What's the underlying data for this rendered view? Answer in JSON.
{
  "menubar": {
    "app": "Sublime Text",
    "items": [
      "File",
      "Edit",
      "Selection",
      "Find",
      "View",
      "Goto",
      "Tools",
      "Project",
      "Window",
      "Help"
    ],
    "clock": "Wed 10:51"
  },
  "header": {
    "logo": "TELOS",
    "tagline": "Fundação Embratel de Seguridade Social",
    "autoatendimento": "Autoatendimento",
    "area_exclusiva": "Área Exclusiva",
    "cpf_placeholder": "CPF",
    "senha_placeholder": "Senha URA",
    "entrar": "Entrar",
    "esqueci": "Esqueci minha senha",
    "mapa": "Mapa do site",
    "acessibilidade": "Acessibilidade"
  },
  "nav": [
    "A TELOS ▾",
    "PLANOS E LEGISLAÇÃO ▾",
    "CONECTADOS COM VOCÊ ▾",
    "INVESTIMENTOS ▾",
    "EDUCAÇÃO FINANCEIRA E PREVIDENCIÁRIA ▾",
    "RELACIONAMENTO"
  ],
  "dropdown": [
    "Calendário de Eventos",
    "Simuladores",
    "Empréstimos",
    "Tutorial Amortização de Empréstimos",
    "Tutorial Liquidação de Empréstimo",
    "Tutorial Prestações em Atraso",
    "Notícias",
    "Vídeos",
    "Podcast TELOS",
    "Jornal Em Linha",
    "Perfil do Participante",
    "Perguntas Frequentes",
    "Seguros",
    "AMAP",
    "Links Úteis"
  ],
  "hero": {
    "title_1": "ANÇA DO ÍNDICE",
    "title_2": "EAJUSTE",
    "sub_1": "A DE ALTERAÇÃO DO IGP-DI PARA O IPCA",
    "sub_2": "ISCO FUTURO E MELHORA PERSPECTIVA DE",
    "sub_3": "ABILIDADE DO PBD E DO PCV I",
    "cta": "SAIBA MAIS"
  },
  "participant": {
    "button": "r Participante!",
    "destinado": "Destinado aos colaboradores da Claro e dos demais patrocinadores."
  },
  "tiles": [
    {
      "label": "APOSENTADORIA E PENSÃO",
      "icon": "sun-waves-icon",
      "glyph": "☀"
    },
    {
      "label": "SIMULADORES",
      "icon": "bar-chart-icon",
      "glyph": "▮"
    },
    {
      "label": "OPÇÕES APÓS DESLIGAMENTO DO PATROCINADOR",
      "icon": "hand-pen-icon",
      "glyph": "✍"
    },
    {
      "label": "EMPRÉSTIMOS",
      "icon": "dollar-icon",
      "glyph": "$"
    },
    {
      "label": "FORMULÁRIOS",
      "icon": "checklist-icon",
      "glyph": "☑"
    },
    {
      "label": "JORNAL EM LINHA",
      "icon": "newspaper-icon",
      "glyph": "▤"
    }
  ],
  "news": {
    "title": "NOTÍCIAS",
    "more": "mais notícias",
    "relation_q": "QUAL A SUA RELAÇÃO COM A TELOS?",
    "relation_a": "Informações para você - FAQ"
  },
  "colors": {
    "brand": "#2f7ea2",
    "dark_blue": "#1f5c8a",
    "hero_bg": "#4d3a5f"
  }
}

Problem description:
Identify each line in the records above containing the word "Participante"; copy those lines.

Result of this exercise:
    "Perfil do Participante",
    "button": "r Participante!",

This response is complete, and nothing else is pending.